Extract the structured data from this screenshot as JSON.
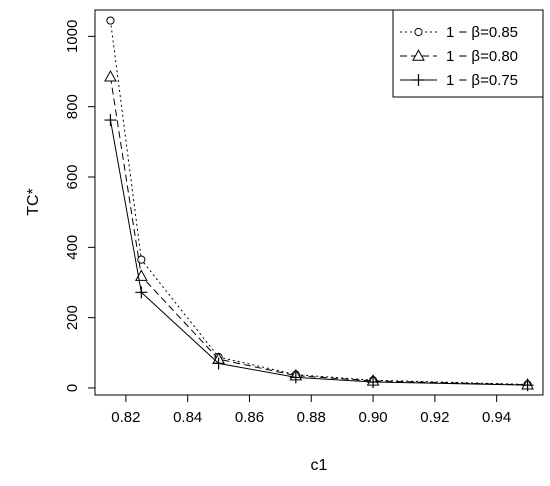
{
  "chart_data": {
    "type": "line",
    "title": "",
    "xlabel": "c1",
    "ylabel": "TC*",
    "xlim": [
      0.81,
      0.955
    ],
    "ylim": [
      -20,
      1075
    ],
    "x_ticks": [
      0.82,
      0.84,
      0.86,
      0.88,
      0.9,
      0.92,
      0.94
    ],
    "x_tick_labels": [
      "0.82",
      "0.84",
      "0.86",
      "0.88",
      "0.90",
      "0.92",
      "0.94"
    ],
    "y_ticks": [
      0,
      200,
      400,
      600,
      800,
      1000
    ],
    "y_tick_labels": [
      "0",
      "200",
      "400",
      "600",
      "800",
      "1000"
    ],
    "grid": false,
    "legend_position": "top-right",
    "x": [
      0.815,
      0.825,
      0.85,
      0.875,
      0.9,
      0.95
    ],
    "series": [
      {
        "name": "1 − β=0.85",
        "values": [
          1045,
          365,
          88,
          38,
          22,
          10
        ],
        "line_style": "dotted",
        "marker": "circle",
        "color": "#000000"
      },
      {
        "name": "1 − β=0.80",
        "values": [
          885,
          318,
          82,
          35,
          20,
          9
        ],
        "line_style": "dashed",
        "marker": "triangle",
        "color": "#000000"
      },
      {
        "name": "1 − β=0.75",
        "values": [
          762,
          272,
          70,
          30,
          17,
          8
        ],
        "line_style": "solid",
        "marker": "plus",
        "color": "#000000"
      }
    ]
  }
}
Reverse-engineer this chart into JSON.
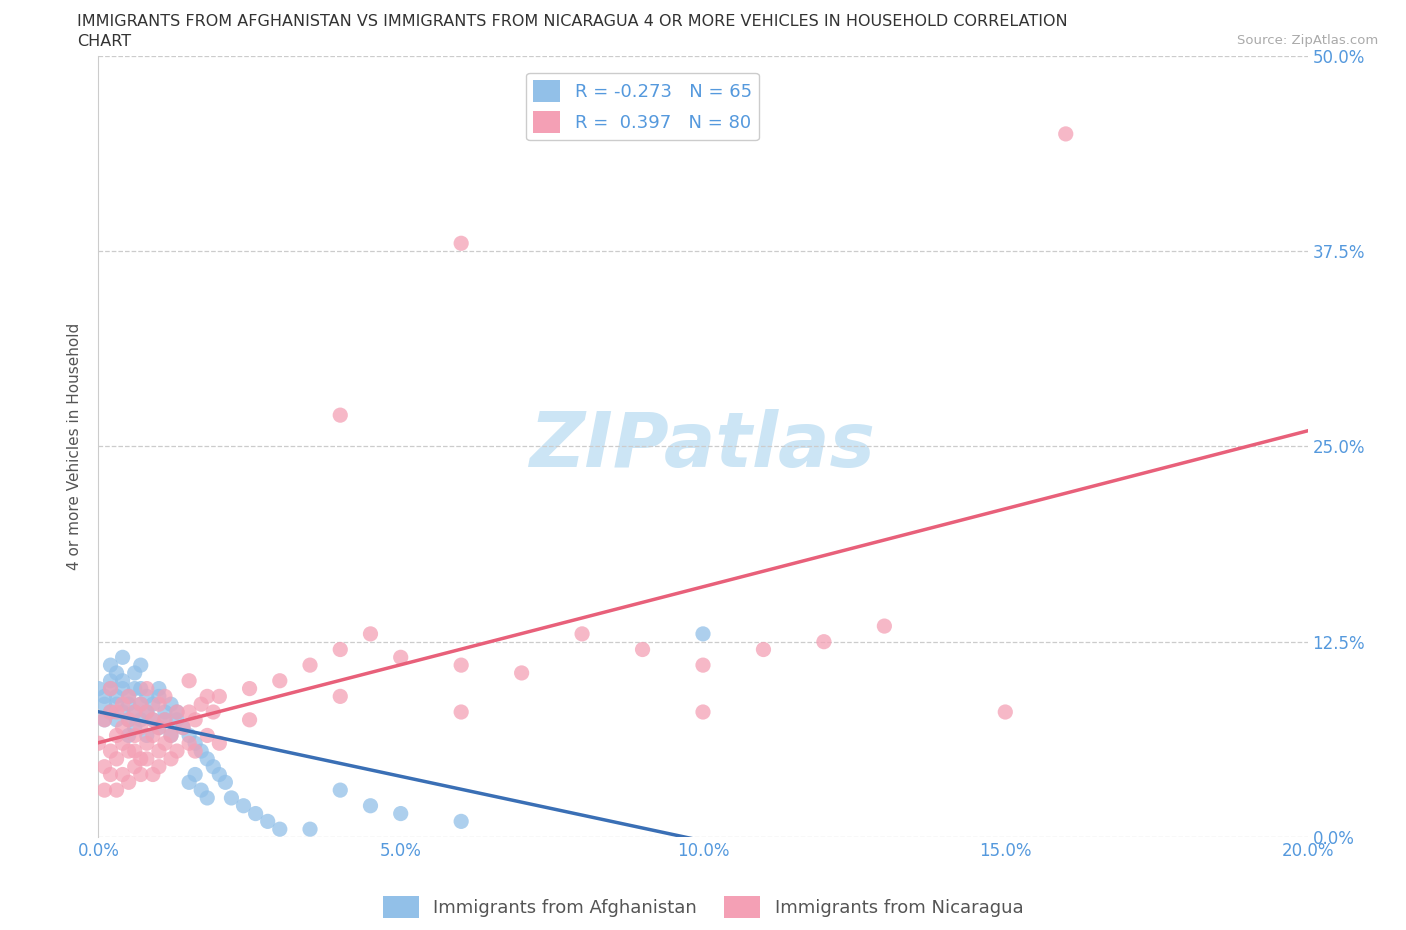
{
  "title_line1": "IMMIGRANTS FROM AFGHANISTAN VS IMMIGRANTS FROM NICARAGUA 4 OR MORE VEHICLES IN HOUSEHOLD CORRELATION",
  "title_line2": "CHART",
  "source_text": "Source: ZipAtlas.com",
  "watermark": "ZIPatlas",
  "ylabel": "4 or more Vehicles in Household",
  "xlim": [
    0.0,
    0.2
  ],
  "ylim": [
    0.0,
    0.5
  ],
  "afghanistan_color": "#92c0e8",
  "nicaragua_color": "#f4a0b5",
  "afghanistan_line_color": "#3a6fb5",
  "nicaragua_line_color": "#e8607a",
  "R_afghanistan": -0.273,
  "N_afghanistan": 65,
  "R_nicaragua": 0.397,
  "N_nicaragua": 80,
  "legend_label_afghanistan": "Immigrants from Afghanistan",
  "legend_label_nicaragua": "Immigrants from Nicaragua",
  "afghanistan_scatter": [
    [
      0.0,
      0.095
    ],
    [
      0.001,
      0.085
    ],
    [
      0.001,
      0.075
    ],
    [
      0.001,
      0.09
    ],
    [
      0.002,
      0.1
    ],
    [
      0.002,
      0.08
    ],
    [
      0.002,
      0.095
    ],
    [
      0.002,
      0.11
    ],
    [
      0.003,
      0.09
    ],
    [
      0.003,
      0.075
    ],
    [
      0.003,
      0.105
    ],
    [
      0.003,
      0.085
    ],
    [
      0.004,
      0.08
    ],
    [
      0.004,
      0.095
    ],
    [
      0.004,
      0.115
    ],
    [
      0.004,
      0.1
    ],
    [
      0.005,
      0.085
    ],
    [
      0.005,
      0.075
    ],
    [
      0.005,
      0.09
    ],
    [
      0.005,
      0.065
    ],
    [
      0.006,
      0.08
    ],
    [
      0.006,
      0.095
    ],
    [
      0.006,
      0.07
    ],
    [
      0.006,
      0.105
    ],
    [
      0.007,
      0.085
    ],
    [
      0.007,
      0.095
    ],
    [
      0.007,
      0.075
    ],
    [
      0.007,
      0.11
    ],
    [
      0.008,
      0.08
    ],
    [
      0.008,
      0.09
    ],
    [
      0.008,
      0.065
    ],
    [
      0.009,
      0.075
    ],
    [
      0.009,
      0.085
    ],
    [
      0.01,
      0.09
    ],
    [
      0.01,
      0.07
    ],
    [
      0.01,
      0.095
    ],
    [
      0.011,
      0.08
    ],
    [
      0.011,
      0.075
    ],
    [
      0.012,
      0.085
    ],
    [
      0.012,
      0.065
    ],
    [
      0.013,
      0.075
    ],
    [
      0.013,
      0.08
    ],
    [
      0.014,
      0.07
    ],
    [
      0.015,
      0.065
    ],
    [
      0.015,
      0.035
    ],
    [
      0.016,
      0.06
    ],
    [
      0.016,
      0.04
    ],
    [
      0.017,
      0.055
    ],
    [
      0.017,
      0.03
    ],
    [
      0.018,
      0.05
    ],
    [
      0.018,
      0.025
    ],
    [
      0.019,
      0.045
    ],
    [
      0.02,
      0.04
    ],
    [
      0.021,
      0.035
    ],
    [
      0.022,
      0.025
    ],
    [
      0.024,
      0.02
    ],
    [
      0.026,
      0.015
    ],
    [
      0.028,
      0.01
    ],
    [
      0.03,
      0.005
    ],
    [
      0.035,
      0.005
    ],
    [
      0.04,
      0.03
    ],
    [
      0.045,
      0.02
    ],
    [
      0.05,
      0.015
    ],
    [
      0.06,
      0.01
    ],
    [
      0.1,
      0.13
    ]
  ],
  "nicaragua_scatter": [
    [
      0.0,
      0.06
    ],
    [
      0.001,
      0.045
    ],
    [
      0.001,
      0.075
    ],
    [
      0.001,
      0.03
    ],
    [
      0.002,
      0.055
    ],
    [
      0.002,
      0.08
    ],
    [
      0.002,
      0.04
    ],
    [
      0.002,
      0.095
    ],
    [
      0.003,
      0.065
    ],
    [
      0.003,
      0.05
    ],
    [
      0.003,
      0.08
    ],
    [
      0.003,
      0.03
    ],
    [
      0.004,
      0.06
    ],
    [
      0.004,
      0.085
    ],
    [
      0.004,
      0.04
    ],
    [
      0.004,
      0.07
    ],
    [
      0.005,
      0.055
    ],
    [
      0.005,
      0.075
    ],
    [
      0.005,
      0.035
    ],
    [
      0.005,
      0.09
    ],
    [
      0.006,
      0.065
    ],
    [
      0.006,
      0.08
    ],
    [
      0.006,
      0.045
    ],
    [
      0.006,
      0.055
    ],
    [
      0.007,
      0.07
    ],
    [
      0.007,
      0.05
    ],
    [
      0.007,
      0.085
    ],
    [
      0.007,
      0.04
    ],
    [
      0.008,
      0.06
    ],
    [
      0.008,
      0.08
    ],
    [
      0.008,
      0.095
    ],
    [
      0.008,
      0.05
    ],
    [
      0.009,
      0.065
    ],
    [
      0.009,
      0.075
    ],
    [
      0.009,
      0.04
    ],
    [
      0.01,
      0.07
    ],
    [
      0.01,
      0.055
    ],
    [
      0.01,
      0.085
    ],
    [
      0.01,
      0.045
    ],
    [
      0.011,
      0.06
    ],
    [
      0.011,
      0.075
    ],
    [
      0.011,
      0.09
    ],
    [
      0.012,
      0.065
    ],
    [
      0.012,
      0.05
    ],
    [
      0.013,
      0.08
    ],
    [
      0.013,
      0.055
    ],
    [
      0.014,
      0.07
    ],
    [
      0.015,
      0.08
    ],
    [
      0.015,
      0.06
    ],
    [
      0.015,
      0.1
    ],
    [
      0.016,
      0.075
    ],
    [
      0.016,
      0.055
    ],
    [
      0.017,
      0.085
    ],
    [
      0.018,
      0.09
    ],
    [
      0.018,
      0.065
    ],
    [
      0.019,
      0.08
    ],
    [
      0.02,
      0.09
    ],
    [
      0.02,
      0.06
    ],
    [
      0.025,
      0.095
    ],
    [
      0.025,
      0.075
    ],
    [
      0.03,
      0.1
    ],
    [
      0.035,
      0.11
    ],
    [
      0.04,
      0.12
    ],
    [
      0.04,
      0.09
    ],
    [
      0.045,
      0.13
    ],
    [
      0.05,
      0.115
    ],
    [
      0.06,
      0.08
    ],
    [
      0.06,
      0.11
    ],
    [
      0.07,
      0.105
    ],
    [
      0.08,
      0.13
    ],
    [
      0.09,
      0.12
    ],
    [
      0.1,
      0.08
    ],
    [
      0.1,
      0.11
    ],
    [
      0.11,
      0.12
    ],
    [
      0.12,
      0.125
    ],
    [
      0.13,
      0.135
    ],
    [
      0.04,
      0.27
    ],
    [
      0.06,
      0.38
    ],
    [
      0.15,
      0.08
    ],
    [
      0.16,
      0.45
    ]
  ],
  "title_fontsize": 11.5,
  "axis_label_fontsize": 11,
  "tick_fontsize": 12,
  "legend_fontsize": 13,
  "watermark_fontsize": 55,
  "watermark_color": "#cce5f5",
  "grid_color": "#cccccc",
  "background_color": "#ffffff",
  "tick_color": "#5599dd"
}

——————

**EXERCISE REQUIREMENTS**
Extract, from the material above, each line holding the word "this".

**FULL ANSWER**
Extract the structured data from this screenshot as JSON.
Reverse-engineer this chart into JSON.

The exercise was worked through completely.